→ TASK: Everything in the listing except the pictures should be written out exactly.

→ SUPPLIED MATERIAL:
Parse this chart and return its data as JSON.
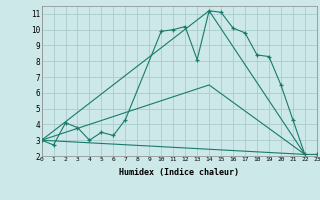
{
  "xlabel": "Humidex (Indice chaleur)",
  "background_color": "#cce8e8",
  "grid_color": "#aacccc",
  "line_color": "#1a7a6a",
  "line1_x": [
    0,
    1,
    2,
    3,
    4,
    5,
    6,
    7,
    10,
    11,
    12,
    13,
    14,
    15,
    16,
    17,
    18,
    19,
    20,
    21,
    22,
    23
  ],
  "line1_y": [
    3.0,
    2.7,
    4.1,
    3.8,
    3.0,
    3.5,
    3.3,
    4.3,
    9.9,
    10.0,
    10.2,
    8.1,
    11.2,
    11.1,
    10.1,
    9.8,
    8.4,
    8.3,
    6.5,
    4.3,
    2.1,
    2.1
  ],
  "line2_x": [
    0,
    14,
    22
  ],
  "line2_y": [
    3.0,
    11.2,
    2.1
  ],
  "line3_x": [
    0,
    14,
    22
  ],
  "line3_y": [
    3.0,
    6.5,
    2.1
  ],
  "line4_x": [
    0,
    22
  ],
  "line4_y": [
    3.0,
    2.1
  ],
  "xlim": [
    0,
    23
  ],
  "ylim": [
    2.0,
    11.5
  ],
  "yticks": [
    2,
    3,
    4,
    5,
    6,
    7,
    8,
    9,
    10,
    11
  ],
  "xticks": [
    0,
    1,
    2,
    3,
    4,
    5,
    6,
    7,
    8,
    9,
    10,
    11,
    12,
    13,
    14,
    15,
    16,
    17,
    18,
    19,
    20,
    21,
    22,
    23
  ]
}
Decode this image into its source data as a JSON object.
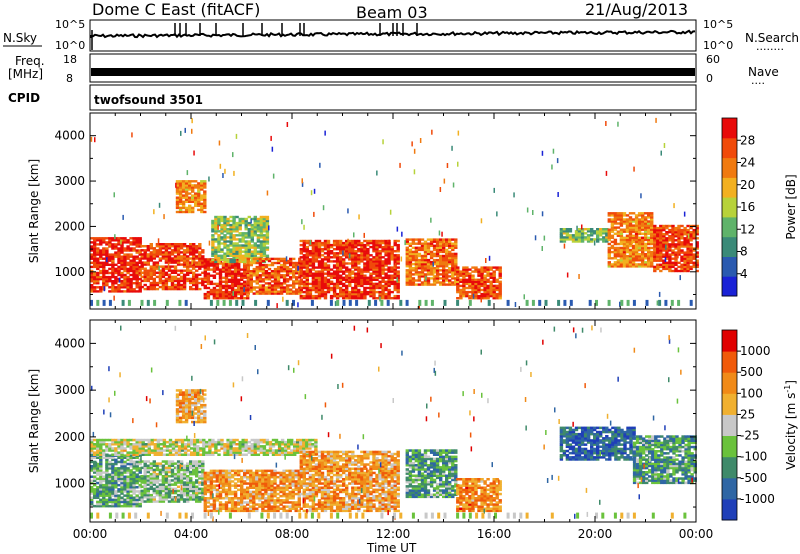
{
  "header": {
    "station": "Dome C East (fitACF)",
    "beam": "Beam 03",
    "date": "21/Aug/2013"
  },
  "meta_panel": {
    "nsky_label": "N.Sky",
    "nsearch_label": "N.Search",
    "nsearch_dots": "........",
    "freq_label_1": "Freq.",
    "freq_label_2": "[MHz]",
    "nave_label": "Nave",
    "nave_dots": "....",
    "cpid_label": "CPID",
    "cpid_value": "twofsound 3501",
    "noise_ticks_left": [
      "10^5",
      "10^0"
    ],
    "noise_ticks_right": [
      "10^5",
      "10^0"
    ],
    "freq_ticks": [
      "18",
      "8"
    ],
    "nave_ticks": [
      "60",
      "0"
    ]
  },
  "colors": {
    "power_scale": [
      "#1a22d6",
      "#2a5ab0",
      "#3a8a78",
      "#5fb36a",
      "#b7d23a",
      "#f2b020",
      "#f07a10",
      "#f04a0a",
      "#e80a0a"
    ],
    "velocity_scale": [
      "#1f3fb8",
      "#2f66a4",
      "#3f8a6a",
      "#6ac23c",
      "#c8c8c8",
      "#f0b030",
      "#f08a18",
      "#f05a0a",
      "#e00000"
    ]
  },
  "chart_data": [
    {
      "type": "heatmap",
      "name": "power",
      "xlabel": "",
      "ylabel": "Slant Range [km]",
      "x_ticks": [
        "00:00",
        "04:00",
        "08:00",
        "12:00",
        "16:00",
        "20:00",
        "00:00"
      ],
      "y_ticks": [
        1000,
        2000,
        3000,
        4000
      ],
      "xlim_hours": [
        0,
        24
      ],
      "ylim_km": [
        180,
        4500
      ],
      "colorbar": {
        "label": "Power [dB]",
        "ticks": [
          "28",
          "24",
          "20",
          "16",
          "12",
          "8",
          "4"
        ],
        "range": [
          0,
          30
        ]
      },
      "regions": [
        {
          "t0": 0.0,
          "t1": 2.0,
          "r0": 550,
          "r1": 1750,
          "level": 0.92
        },
        {
          "t0": 2.0,
          "t1": 4.5,
          "r0": 600,
          "r1": 1600,
          "level": 0.85
        },
        {
          "t0": 3.4,
          "t1": 4.6,
          "r0": 2300,
          "r1": 3000,
          "level": 0.7
        },
        {
          "t0": 4.5,
          "t1": 6.2,
          "r0": 400,
          "r1": 1300,
          "level": 0.9
        },
        {
          "t0": 4.8,
          "t1": 7.0,
          "r0": 1200,
          "r1": 2200,
          "level": 0.45
        },
        {
          "t0": 6.2,
          "t1": 8.3,
          "r0": 500,
          "r1": 1300,
          "level": 0.8
        },
        {
          "t0": 8.3,
          "t1": 12.2,
          "r0": 400,
          "r1": 1700,
          "level": 0.9
        },
        {
          "t0": 12.5,
          "t1": 14.5,
          "r0": 700,
          "r1": 1700,
          "level": 0.75
        },
        {
          "t0": 14.5,
          "t1": 16.2,
          "r0": 400,
          "r1": 1100,
          "level": 0.82
        },
        {
          "t0": 18.6,
          "t1": 20.5,
          "r0": 1650,
          "r1": 1950,
          "level": 0.4
        },
        {
          "t0": 20.5,
          "t1": 22.3,
          "r0": 1100,
          "r1": 2300,
          "level": 0.72
        },
        {
          "t0": 22.3,
          "t1": 24.0,
          "r0": 1000,
          "r1": 2000,
          "level": 0.85
        }
      ]
    },
    {
      "type": "heatmap",
      "name": "velocity",
      "xlabel": "Time UT",
      "ylabel": "Slant Range [km]",
      "x_ticks": [
        "00:00",
        "04:00",
        "08:00",
        "12:00",
        "16:00",
        "20:00",
        "00:00"
      ],
      "y_ticks": [
        1000,
        2000,
        3000,
        4000
      ],
      "xlim_hours": [
        0,
        24
      ],
      "ylim_km": [
        180,
        4500
      ],
      "colorbar": {
        "label": "Velocity [m s^-1]",
        "ticks": [
          "1000",
          "500",
          "100",
          "25",
          "-25",
          "-100",
          "-500",
          "-1000"
        ]
      },
      "regions": [
        {
          "t0": 0.0,
          "t1": 2.0,
          "r0": 500,
          "r1": 1600,
          "level": 0.35
        },
        {
          "t0": 0.0,
          "t1": 9.0,
          "r0": 1600,
          "r1": 1950,
          "level": 0.5
        },
        {
          "t0": 2.0,
          "t1": 4.5,
          "r0": 600,
          "r1": 1500,
          "level": 0.4
        },
        {
          "t0": 3.4,
          "t1": 4.6,
          "r0": 2300,
          "r1": 3000,
          "level": 0.65
        },
        {
          "t0": 4.5,
          "t1": 8.3,
          "r0": 400,
          "r1": 1300,
          "level": 0.7
        },
        {
          "t0": 8.3,
          "t1": 12.2,
          "r0": 400,
          "r1": 1700,
          "level": 0.68
        },
        {
          "t0": 12.5,
          "t1": 14.5,
          "r0": 700,
          "r1": 1700,
          "level": 0.3
        },
        {
          "t0": 14.5,
          "t1": 16.2,
          "r0": 400,
          "r1": 1100,
          "level": 0.72
        },
        {
          "t0": 18.6,
          "t1": 21.5,
          "r0": 1500,
          "r1": 2200,
          "level": 0.15
        },
        {
          "t0": 21.5,
          "t1": 24.0,
          "r0": 1000,
          "r1": 2000,
          "level": 0.3
        }
      ]
    }
  ]
}
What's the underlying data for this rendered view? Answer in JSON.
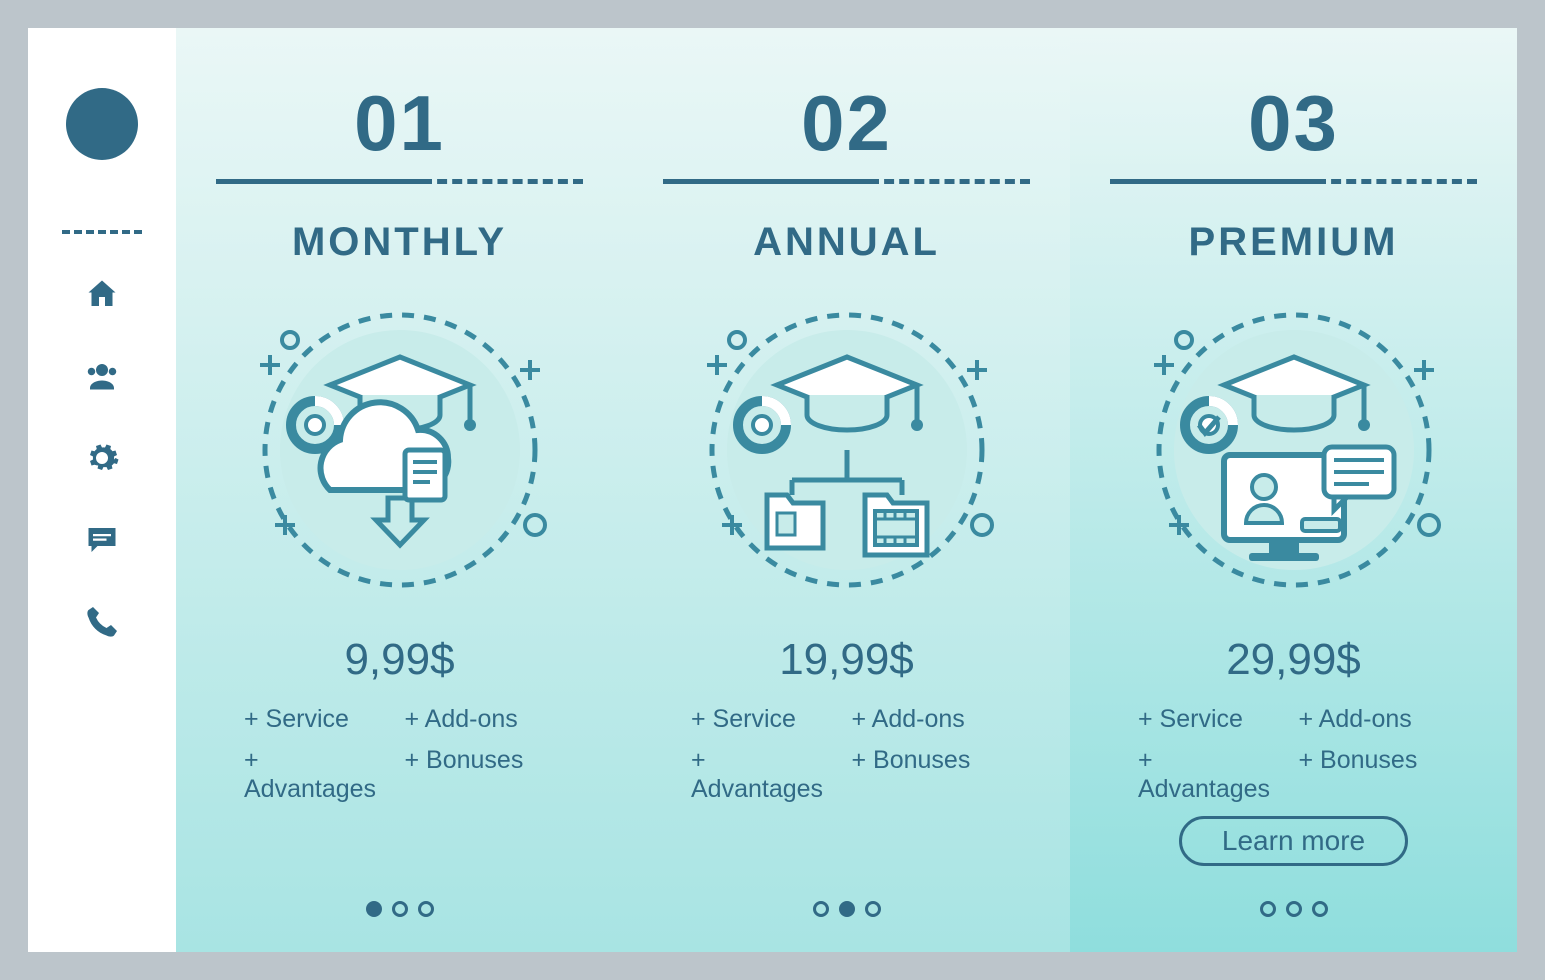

→ THE ANSWER:
Parse this chart and return its data as JSON.
{
  "xlabel": "Humidex (Indice chaleur)",
  "background_color": "#cce8e8",
  "grid_color": "#aacccc",
  "line_color": "#1a7a6a",
  "line1_x": [
    0,
    1,
    2,
    3,
    4,
    5,
    6,
    7,
    10,
    11,
    12,
    13,
    14,
    15,
    16,
    17,
    18,
    19,
    20,
    21,
    22,
    23
  ],
  "line1_y": [
    3.0,
    2.7,
    4.1,
    3.8,
    3.0,
    3.5,
    3.3,
    4.3,
    9.9,
    10.0,
    10.2,
    8.1,
    11.2,
    11.1,
    10.1,
    9.8,
    8.4,
    8.3,
    6.5,
    4.3,
    2.1,
    2.1
  ],
  "line2_x": [
    0,
    14,
    22
  ],
  "line2_y": [
    3.0,
    11.2,
    2.1
  ],
  "line3_x": [
    0,
    14,
    22
  ],
  "line3_y": [
    3.0,
    6.5,
    2.1
  ],
  "line4_x": [
    0,
    22
  ],
  "line4_y": [
    3.0,
    2.1
  ],
  "xlim": [
    0,
    23
  ],
  "ylim": [
    2.0,
    11.5
  ],
  "yticks": [
    2,
    3,
    4,
    5,
    6,
    7,
    8,
    9,
    10,
    11
  ],
  "xticks": [
    0,
    1,
    2,
    3,
    4,
    5,
    6,
    7,
    8,
    9,
    10,
    11,
    12,
    13,
    14,
    15,
    16,
    17,
    18,
    19,
    20,
    21,
    22,
    23
  ]
}
Decode this image into its source data as a JSON object.
{
  "header": {
    "station": "Dome C East (fitACF)",
    "beam": "Beam 03",
    "date": "21/Aug/2013"
  },
  "meta_panel": {
    "nsky_label": "N.Sky",
    "nsearch_label": "N.Search",
    "nsearch_dots": "........",
    "freq_label_1": "Freq.",
    "freq_label_2": "[MHz]",
    "nave_label": "Nave",
    "nave_dots": "....",
    "cpid_label": "CPID",
    "cpid_value": "twofsound 3501",
    "noise_ticks_left": [
      "10^5",
      "10^0"
    ],
    "noise_ticks_right": [
      "10^5",
      "10^0"
    ],
    "freq_ticks": [
      "18",
      "8"
    ],
    "nave_ticks": [
      "60",
      "0"
    ]
  },
  "colors": {
    "power_scale": [
      "#1a22d6",
      "#2a5ab0",
      "#3a8a78",
      "#5fb36a",
      "#b7d23a",
      "#f2b020",
      "#f07a10",
      "#f04a0a",
      "#e80a0a"
    ],
    "velocity_scale": [
      "#1f3fb8",
      "#2f66a4",
      "#3f8a6a",
      "#6ac23c",
      "#c8c8c8",
      "#f0b030",
      "#f08a18",
      "#f05a0a",
      "#e00000"
    ]
  },
  "chart_data": [
    {
      "type": "heatmap",
      "name": "power",
      "xlabel": "",
      "ylabel": "Slant Range [km]",
      "x_ticks": [
        "00:00",
        "04:00",
        "08:00",
        "12:00",
        "16:00",
        "20:00",
        "00:00"
      ],
      "y_ticks": [
        1000,
        2000,
        3000,
        4000
      ],
      "xlim_hours": [
        0,
        24
      ],
      "ylim_km": [
        180,
        4500
      ],
      "colorbar": {
        "label": "Power [dB]",
        "ticks": [
          "28",
          "24",
          "20",
          "16",
          "12",
          "8",
          "4"
        ],
        "range": [
          0,
          30
        ]
      },
      "regions": [
        {
          "t0": 0.0,
          "t1": 2.0,
          "r0": 550,
          "r1": 1750,
          "level": 0.92
        },
        {
          "t0": 2.0,
          "t1": 4.5,
          "r0": 600,
          "r1": 1600,
          "level": 0.85
        },
        {
          "t0": 3.4,
          "t1": 4.6,
          "r0": 2300,
          "r1": 3000,
          "level": 0.7
        },
        {
          "t0": 4.5,
          "t1": 6.2,
          "r0": 400,
          "r1": 1300,
          "level": 0.9
        },
        {
          "t0": 4.8,
          "t1": 7.0,
          "r0": 1200,
          "r1": 2200,
          "level": 0.45
        },
        {
          "t0": 6.2,
          "t1": 8.3,
          "r0": 500,
          "r1": 1300,
          "level": 0.8
        },
        {
          "t0": 8.3,
          "t1": 12.2,
          "r0": 400,
          "r1": 1700,
          "level": 0.9
        },
        {
          "t0": 12.5,
          "t1": 14.5,
          "r0": 700,
          "r1": 1700,
          "level": 0.75
        },
        {
          "t0": 14.5,
          "t1": 16.2,
          "r0": 400,
          "r1": 1100,
          "level": 0.82
        },
        {
          "t0": 18.6,
          "t1": 20.5,
          "r0": 1650,
          "r1": 1950,
          "level": 0.4
        },
        {
          "t0": 20.5,
          "t1": 22.3,
          "r0": 1100,
          "r1": 2300,
          "level": 0.72
        },
        {
          "t0": 22.3,
          "t1": 24.0,
          "r0": 1000,
          "r1": 2000,
          "level": 0.85
        }
      ]
    },
    {
      "type": "heatmap",
      "name": "velocity",
      "xlabel": "Time UT",
      "ylabel": "Slant Range [km]",
      "x_ticks": [
        "00:00",
        "04:00",
        "08:00",
        "12:00",
        "16:00",
        "20:00",
        "00:00"
      ],
      "y_ticks": [
        1000,
        2000,
        3000,
        4000
      ],
      "xlim_hours": [
        0,
        24
      ],
      "ylim_km": [
        180,
        4500
      ],
      "colorbar": {
        "label": "Velocity [m s^-1]",
        "ticks": [
          "1000",
          "500",
          "100",
          "25",
          "-25",
          "-100",
          "-500",
          "-1000"
        ]
      },
      "regions": [
        {
          "t0": 0.0,
          "t1": 2.0,
          "r0": 500,
          "r1": 1600,
          "level": 0.35
        },
        {
          "t0": 0.0,
          "t1": 9.0,
          "r0": 1600,
          "r1": 1950,
          "level": 0.5
        },
        {
          "t0": 2.0,
          "t1": 4.5,
          "r0": 600,
          "r1": 1500,
          "level": 0.4
        },
        {
          "t0": 3.4,
          "t1": 4.6,
          "r0": 2300,
          "r1": 3000,
          "level": 0.65
        },
        {
          "t0": 4.5,
          "t1": 8.3,
          "r0": 400,
          "r1": 1300,
          "level": 0.7
        },
        {
          "t0": 8.3,
          "t1": 12.2,
          "r0": 400,
          "r1": 1700,
          "level": 0.68
        },
        {
          "t0": 12.5,
          "t1": 14.5,
          "r0": 700,
          "r1": 1700,
          "level": 0.3
        },
        {
          "t0": 14.5,
          "t1": 16.2,
          "r0": 400,
          "r1": 1100,
          "level": 0.72
        },
        {
          "t0": 18.6,
          "t1": 21.5,
          "r0": 1500,
          "r1": 2200,
          "level": 0.15
        },
        {
          "t0": 21.5,
          "t1": 24.0,
          "r0": 1000,
          "r1": 2000,
          "level": 0.3
        }
      ]
    }
  ]
}
What's the underlying data for this rendered view? Answer in JSON.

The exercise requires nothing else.